The task.
Locate each line below that contains the string "μmol", and copy those lines. Letter case must match.

Lines of data:
>> BEGIN
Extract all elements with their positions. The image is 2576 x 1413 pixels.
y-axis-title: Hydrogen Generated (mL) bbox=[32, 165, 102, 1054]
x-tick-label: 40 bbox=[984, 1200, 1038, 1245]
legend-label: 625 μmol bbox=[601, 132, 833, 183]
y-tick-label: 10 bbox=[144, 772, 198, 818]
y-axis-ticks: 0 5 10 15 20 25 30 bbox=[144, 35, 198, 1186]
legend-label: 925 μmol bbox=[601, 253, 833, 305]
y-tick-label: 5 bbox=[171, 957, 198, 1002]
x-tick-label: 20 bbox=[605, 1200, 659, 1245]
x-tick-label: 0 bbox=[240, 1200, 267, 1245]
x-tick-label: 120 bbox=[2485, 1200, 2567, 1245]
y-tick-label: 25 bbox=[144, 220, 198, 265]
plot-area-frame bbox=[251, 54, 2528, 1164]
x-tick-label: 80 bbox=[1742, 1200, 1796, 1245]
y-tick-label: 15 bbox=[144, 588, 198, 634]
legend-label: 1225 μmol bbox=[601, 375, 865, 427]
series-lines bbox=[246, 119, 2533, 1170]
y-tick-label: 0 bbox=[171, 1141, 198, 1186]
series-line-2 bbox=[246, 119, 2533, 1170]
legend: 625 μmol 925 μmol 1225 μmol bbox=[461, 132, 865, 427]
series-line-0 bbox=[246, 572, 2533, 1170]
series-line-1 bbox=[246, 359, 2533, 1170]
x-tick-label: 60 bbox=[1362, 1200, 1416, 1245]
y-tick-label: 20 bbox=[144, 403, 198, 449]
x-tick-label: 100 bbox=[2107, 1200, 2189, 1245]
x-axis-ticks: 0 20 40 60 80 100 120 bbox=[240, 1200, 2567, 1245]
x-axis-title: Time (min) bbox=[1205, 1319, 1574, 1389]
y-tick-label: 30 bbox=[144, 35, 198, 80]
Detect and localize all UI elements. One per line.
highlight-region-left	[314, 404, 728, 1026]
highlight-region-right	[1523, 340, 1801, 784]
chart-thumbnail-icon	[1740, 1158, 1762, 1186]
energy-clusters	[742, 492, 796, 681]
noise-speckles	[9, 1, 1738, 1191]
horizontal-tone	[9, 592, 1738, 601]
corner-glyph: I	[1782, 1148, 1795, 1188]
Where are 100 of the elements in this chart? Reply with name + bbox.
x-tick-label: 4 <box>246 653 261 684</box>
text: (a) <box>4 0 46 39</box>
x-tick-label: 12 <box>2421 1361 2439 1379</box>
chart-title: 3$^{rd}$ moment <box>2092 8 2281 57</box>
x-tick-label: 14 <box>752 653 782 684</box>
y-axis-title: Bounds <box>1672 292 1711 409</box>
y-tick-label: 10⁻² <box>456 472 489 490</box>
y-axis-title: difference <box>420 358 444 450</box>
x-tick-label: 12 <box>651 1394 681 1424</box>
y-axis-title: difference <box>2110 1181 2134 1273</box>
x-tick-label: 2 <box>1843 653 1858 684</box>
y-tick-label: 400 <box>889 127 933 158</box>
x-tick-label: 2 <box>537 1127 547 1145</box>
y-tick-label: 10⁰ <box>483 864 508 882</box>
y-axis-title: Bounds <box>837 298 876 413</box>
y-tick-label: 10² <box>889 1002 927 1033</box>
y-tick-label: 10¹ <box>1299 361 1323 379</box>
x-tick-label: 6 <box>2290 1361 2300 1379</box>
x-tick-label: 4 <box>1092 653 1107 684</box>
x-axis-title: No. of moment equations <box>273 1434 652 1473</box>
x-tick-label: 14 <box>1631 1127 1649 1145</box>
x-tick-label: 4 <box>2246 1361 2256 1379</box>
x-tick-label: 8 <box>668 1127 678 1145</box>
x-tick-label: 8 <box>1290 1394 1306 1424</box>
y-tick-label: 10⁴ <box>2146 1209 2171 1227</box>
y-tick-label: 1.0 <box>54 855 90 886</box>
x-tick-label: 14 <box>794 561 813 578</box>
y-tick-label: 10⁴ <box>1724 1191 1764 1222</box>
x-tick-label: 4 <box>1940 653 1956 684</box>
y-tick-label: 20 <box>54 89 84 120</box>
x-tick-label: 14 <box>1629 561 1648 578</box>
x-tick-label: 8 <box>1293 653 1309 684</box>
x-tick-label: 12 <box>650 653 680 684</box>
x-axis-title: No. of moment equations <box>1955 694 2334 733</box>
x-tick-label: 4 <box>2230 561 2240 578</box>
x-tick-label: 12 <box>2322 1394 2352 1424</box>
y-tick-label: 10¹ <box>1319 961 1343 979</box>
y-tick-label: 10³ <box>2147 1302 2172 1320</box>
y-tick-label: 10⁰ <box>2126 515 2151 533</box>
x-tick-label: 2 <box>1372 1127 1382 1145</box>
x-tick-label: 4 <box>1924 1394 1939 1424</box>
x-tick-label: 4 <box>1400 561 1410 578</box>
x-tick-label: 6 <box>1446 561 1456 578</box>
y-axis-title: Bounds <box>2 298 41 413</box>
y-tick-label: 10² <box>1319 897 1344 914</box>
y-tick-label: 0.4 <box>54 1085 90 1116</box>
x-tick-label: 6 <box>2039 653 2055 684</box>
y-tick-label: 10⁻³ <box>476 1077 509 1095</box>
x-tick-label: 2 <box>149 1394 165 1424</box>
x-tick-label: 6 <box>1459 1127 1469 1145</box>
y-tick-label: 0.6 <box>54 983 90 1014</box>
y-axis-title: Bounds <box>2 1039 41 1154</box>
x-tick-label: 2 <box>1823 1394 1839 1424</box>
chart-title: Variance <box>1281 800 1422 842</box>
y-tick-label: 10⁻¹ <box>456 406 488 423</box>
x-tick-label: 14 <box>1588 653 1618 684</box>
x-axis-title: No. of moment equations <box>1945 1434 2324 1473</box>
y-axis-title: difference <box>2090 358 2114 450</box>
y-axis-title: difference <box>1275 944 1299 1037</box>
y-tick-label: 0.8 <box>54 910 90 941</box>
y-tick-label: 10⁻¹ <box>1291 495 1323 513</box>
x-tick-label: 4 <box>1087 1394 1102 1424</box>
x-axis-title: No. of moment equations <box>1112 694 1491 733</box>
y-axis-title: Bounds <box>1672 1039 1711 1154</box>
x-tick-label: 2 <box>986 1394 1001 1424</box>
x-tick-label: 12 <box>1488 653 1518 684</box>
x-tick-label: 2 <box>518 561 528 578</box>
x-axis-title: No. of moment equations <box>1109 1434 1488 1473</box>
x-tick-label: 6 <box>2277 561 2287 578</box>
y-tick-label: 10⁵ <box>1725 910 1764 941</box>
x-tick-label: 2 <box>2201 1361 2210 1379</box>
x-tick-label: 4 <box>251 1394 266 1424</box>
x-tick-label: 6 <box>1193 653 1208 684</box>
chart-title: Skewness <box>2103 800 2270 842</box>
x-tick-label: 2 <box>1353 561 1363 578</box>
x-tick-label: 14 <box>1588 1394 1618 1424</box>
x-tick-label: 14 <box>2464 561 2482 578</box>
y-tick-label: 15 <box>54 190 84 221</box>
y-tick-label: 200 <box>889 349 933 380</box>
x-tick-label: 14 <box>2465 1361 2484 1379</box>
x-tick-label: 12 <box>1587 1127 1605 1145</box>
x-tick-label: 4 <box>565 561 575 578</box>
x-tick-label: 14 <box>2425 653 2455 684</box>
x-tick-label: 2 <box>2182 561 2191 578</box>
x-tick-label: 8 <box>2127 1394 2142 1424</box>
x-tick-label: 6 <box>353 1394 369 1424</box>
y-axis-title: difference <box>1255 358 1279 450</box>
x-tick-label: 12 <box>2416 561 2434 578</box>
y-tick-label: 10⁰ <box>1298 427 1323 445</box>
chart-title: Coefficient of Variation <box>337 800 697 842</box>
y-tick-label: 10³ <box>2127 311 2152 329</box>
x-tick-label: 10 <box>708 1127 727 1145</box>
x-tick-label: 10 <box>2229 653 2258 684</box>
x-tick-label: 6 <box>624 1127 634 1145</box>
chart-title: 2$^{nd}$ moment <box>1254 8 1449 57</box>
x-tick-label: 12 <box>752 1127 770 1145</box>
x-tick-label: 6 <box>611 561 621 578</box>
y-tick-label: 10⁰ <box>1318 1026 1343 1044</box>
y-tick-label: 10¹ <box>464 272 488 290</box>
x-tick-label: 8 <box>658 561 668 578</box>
>> END
Exercise answer.
legend-label: 625 μmol bbox=[601, 132, 833, 183]
legend-label: 925 μmol bbox=[601, 253, 833, 305]
legend-label: 1225 μmol bbox=[601, 375, 865, 427]
legend: 625 μmol 925 μmol 1225 μmol bbox=[461, 132, 865, 427]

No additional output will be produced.